[Dataset rows about figures]
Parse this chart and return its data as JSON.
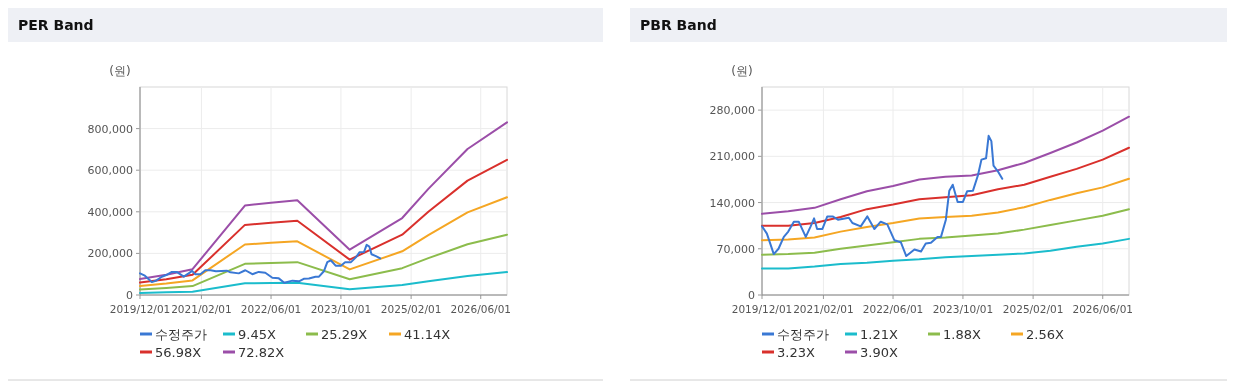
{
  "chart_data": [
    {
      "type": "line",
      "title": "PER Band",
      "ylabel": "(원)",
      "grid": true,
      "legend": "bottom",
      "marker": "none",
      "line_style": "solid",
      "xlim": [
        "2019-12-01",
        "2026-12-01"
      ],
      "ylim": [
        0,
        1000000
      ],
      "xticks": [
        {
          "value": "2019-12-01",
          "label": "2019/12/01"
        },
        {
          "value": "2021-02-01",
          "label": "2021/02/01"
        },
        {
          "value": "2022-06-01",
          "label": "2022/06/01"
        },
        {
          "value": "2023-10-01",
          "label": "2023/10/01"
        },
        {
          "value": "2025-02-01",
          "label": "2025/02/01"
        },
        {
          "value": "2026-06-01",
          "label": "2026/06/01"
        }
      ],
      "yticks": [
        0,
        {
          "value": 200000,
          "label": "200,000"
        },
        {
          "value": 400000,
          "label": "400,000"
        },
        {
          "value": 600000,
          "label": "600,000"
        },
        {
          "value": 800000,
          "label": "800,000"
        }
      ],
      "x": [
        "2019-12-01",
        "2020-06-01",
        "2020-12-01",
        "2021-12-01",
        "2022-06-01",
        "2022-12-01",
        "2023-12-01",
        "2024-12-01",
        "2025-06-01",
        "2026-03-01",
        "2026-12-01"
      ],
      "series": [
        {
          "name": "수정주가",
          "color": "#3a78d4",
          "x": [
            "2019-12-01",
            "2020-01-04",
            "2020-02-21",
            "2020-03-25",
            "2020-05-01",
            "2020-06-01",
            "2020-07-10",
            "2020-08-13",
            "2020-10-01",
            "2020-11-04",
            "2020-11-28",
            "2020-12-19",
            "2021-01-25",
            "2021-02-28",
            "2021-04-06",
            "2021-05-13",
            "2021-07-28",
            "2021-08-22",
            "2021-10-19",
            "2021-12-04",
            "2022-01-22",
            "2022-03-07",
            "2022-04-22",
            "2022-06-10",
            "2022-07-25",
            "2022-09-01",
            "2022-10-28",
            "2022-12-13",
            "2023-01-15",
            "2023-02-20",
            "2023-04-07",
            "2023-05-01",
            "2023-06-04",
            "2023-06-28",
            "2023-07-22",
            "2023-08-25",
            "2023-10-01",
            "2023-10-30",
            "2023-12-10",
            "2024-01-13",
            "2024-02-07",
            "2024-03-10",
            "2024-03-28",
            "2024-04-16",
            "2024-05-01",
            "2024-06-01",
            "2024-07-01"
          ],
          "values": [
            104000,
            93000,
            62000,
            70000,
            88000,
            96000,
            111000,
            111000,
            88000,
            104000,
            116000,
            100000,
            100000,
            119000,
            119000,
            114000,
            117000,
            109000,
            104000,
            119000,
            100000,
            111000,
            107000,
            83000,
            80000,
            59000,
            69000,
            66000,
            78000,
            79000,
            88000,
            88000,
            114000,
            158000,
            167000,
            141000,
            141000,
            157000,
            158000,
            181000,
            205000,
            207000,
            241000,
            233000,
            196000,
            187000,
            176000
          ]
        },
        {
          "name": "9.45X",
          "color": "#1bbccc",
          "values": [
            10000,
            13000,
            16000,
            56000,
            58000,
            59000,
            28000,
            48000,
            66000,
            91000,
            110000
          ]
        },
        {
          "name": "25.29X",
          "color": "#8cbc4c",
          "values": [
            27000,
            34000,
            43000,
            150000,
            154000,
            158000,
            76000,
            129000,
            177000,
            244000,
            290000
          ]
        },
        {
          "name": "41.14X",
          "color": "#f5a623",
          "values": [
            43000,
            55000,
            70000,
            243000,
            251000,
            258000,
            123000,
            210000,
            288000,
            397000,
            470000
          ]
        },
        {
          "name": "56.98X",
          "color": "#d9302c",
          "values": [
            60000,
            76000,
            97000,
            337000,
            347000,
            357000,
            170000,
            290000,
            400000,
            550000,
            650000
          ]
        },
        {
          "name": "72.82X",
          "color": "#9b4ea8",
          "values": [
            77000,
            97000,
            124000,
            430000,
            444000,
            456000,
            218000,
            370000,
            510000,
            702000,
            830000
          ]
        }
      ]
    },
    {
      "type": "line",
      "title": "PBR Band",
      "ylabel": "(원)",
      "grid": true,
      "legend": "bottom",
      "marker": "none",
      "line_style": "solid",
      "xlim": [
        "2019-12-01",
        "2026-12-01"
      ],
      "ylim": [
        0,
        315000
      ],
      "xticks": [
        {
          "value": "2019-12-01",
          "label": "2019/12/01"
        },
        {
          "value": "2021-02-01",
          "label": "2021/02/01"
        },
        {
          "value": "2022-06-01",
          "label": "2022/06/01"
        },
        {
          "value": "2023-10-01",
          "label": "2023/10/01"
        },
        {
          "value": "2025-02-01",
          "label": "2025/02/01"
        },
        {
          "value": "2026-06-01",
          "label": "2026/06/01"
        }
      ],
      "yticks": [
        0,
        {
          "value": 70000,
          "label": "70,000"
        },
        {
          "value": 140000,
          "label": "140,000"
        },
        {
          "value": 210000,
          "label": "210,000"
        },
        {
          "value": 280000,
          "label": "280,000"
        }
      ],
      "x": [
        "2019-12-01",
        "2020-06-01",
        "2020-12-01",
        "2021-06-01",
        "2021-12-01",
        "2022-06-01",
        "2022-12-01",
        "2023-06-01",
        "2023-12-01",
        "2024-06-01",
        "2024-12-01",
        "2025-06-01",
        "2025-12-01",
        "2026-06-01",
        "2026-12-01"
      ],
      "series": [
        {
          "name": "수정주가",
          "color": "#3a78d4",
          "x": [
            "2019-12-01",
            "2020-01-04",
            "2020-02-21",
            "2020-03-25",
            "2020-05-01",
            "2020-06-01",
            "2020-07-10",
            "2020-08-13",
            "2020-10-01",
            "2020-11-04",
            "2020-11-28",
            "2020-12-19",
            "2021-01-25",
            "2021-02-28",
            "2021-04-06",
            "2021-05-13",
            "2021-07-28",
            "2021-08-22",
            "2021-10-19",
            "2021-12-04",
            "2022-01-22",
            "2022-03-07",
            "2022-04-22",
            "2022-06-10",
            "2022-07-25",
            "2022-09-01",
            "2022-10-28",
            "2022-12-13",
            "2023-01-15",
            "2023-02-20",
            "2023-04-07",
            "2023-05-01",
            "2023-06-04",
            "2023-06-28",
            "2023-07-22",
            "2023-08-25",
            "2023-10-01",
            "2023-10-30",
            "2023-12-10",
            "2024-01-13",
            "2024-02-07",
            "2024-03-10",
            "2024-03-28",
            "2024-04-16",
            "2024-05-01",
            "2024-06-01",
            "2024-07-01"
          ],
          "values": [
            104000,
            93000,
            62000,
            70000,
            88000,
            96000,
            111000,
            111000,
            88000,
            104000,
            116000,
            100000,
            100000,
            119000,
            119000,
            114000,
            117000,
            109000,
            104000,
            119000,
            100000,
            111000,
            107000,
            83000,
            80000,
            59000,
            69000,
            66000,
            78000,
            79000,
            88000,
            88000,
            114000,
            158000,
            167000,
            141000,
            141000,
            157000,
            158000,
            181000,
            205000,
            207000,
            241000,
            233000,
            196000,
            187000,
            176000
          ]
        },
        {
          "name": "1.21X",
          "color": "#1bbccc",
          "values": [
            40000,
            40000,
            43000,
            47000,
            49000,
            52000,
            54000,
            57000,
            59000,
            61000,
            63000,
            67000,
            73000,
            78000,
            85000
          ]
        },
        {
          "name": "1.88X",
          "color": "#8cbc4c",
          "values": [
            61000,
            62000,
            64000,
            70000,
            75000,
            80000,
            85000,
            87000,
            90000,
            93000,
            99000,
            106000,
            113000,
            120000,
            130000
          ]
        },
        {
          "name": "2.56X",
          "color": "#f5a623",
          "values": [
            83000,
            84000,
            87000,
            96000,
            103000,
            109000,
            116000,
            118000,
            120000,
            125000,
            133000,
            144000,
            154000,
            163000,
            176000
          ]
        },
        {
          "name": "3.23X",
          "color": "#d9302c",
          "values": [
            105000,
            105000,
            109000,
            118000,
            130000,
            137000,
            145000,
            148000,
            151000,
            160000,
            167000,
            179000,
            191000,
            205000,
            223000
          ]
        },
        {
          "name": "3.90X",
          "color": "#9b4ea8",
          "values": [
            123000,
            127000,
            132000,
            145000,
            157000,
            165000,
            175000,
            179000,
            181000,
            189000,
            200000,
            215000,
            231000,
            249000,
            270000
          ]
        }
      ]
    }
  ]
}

---

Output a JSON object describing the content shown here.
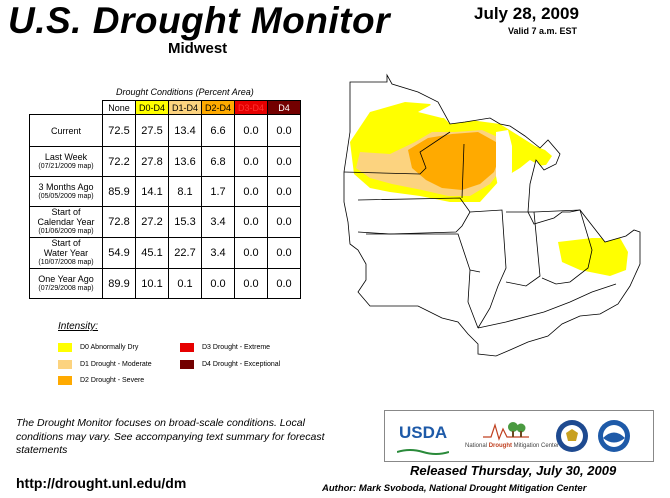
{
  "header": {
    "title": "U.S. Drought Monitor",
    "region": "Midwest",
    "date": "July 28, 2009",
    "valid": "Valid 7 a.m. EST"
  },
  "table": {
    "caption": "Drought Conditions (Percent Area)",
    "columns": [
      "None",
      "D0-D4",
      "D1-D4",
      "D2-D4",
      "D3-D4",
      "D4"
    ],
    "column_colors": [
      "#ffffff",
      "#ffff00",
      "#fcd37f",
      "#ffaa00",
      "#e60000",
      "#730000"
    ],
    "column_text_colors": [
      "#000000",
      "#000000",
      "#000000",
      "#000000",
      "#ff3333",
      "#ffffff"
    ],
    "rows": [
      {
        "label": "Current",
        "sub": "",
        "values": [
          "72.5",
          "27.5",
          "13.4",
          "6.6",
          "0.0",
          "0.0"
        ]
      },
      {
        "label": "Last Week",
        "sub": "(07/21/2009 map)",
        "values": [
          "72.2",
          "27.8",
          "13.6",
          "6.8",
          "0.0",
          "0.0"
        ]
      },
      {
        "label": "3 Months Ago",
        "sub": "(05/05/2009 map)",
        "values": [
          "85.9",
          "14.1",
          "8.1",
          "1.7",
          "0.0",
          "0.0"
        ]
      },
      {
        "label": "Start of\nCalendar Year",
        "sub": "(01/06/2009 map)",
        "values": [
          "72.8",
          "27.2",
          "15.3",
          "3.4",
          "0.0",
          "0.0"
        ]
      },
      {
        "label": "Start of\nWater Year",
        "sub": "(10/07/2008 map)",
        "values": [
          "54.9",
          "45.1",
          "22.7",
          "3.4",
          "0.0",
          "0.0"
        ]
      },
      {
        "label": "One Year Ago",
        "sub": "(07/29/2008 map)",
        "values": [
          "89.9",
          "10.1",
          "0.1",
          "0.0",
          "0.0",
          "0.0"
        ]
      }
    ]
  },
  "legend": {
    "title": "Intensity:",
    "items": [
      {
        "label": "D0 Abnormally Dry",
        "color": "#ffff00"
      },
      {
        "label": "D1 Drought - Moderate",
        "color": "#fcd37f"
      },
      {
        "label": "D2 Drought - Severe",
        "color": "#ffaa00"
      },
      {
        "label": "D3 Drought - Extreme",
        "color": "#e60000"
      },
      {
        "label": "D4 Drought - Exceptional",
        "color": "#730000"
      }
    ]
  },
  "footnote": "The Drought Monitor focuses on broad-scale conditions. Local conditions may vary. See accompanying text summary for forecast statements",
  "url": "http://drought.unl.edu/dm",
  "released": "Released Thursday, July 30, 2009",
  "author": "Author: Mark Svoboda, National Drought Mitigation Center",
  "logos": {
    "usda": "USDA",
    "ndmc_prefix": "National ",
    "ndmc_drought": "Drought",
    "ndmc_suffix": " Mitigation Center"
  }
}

==

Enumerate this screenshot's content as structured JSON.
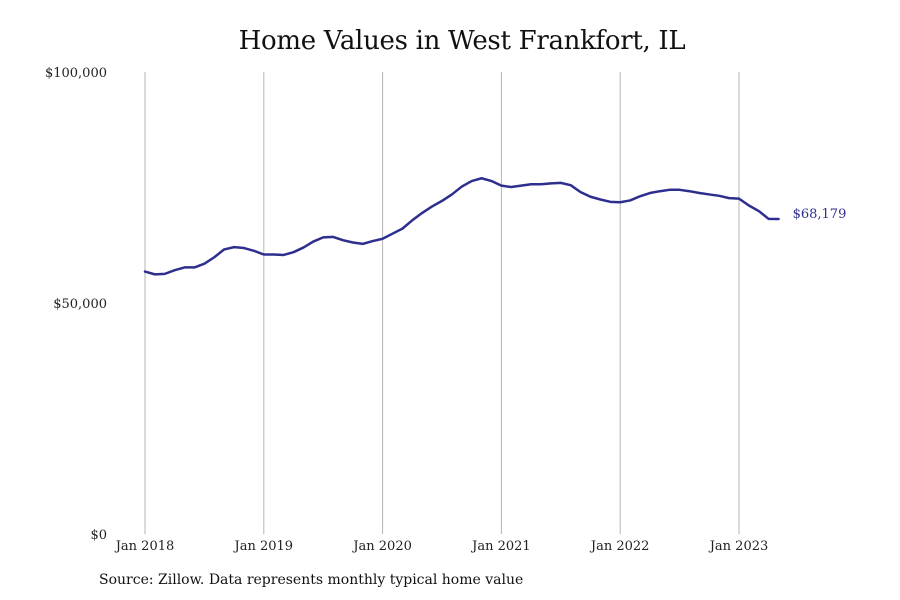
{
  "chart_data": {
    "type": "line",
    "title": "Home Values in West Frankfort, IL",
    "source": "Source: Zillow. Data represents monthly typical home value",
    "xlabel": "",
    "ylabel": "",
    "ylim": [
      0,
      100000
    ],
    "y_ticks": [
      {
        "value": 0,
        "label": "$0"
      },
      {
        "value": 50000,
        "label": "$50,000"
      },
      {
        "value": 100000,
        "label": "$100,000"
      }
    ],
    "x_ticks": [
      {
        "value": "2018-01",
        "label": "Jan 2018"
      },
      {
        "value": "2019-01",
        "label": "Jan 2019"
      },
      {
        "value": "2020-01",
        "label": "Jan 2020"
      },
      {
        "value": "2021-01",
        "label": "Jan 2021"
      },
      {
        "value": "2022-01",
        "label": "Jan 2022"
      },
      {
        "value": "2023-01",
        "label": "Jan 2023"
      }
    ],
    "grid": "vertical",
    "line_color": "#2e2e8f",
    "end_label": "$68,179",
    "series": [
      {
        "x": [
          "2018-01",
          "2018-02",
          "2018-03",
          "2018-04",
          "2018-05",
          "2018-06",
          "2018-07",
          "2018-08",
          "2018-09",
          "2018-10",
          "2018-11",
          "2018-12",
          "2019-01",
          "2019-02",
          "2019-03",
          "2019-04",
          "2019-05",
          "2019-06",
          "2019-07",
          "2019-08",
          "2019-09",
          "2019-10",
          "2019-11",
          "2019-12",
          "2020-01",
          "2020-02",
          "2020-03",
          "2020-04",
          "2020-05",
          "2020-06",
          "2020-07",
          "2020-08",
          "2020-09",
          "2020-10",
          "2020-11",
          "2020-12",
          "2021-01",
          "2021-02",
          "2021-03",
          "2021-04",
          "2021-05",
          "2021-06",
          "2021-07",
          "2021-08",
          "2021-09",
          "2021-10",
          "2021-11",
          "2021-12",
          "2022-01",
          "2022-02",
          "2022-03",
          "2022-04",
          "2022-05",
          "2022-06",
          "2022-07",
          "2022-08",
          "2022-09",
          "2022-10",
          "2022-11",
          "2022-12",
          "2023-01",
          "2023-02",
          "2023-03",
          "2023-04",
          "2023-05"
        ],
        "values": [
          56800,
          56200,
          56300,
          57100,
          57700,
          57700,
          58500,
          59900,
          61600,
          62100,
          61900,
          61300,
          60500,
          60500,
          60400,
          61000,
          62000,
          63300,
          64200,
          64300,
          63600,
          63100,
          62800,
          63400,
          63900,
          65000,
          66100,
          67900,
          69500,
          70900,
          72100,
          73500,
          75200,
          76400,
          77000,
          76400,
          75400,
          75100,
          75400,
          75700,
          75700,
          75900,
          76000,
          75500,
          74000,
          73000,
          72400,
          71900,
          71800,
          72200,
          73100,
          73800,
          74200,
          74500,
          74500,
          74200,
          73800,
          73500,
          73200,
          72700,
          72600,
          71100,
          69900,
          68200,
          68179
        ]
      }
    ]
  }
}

▶ **JOB**:
Pick out the lines that have the word "this". Copy them all.

▶ **WRITTEN ANSWER**:
Parse this chart and return its data as JSON.
Enumerate this screenshot's content as structured JSON.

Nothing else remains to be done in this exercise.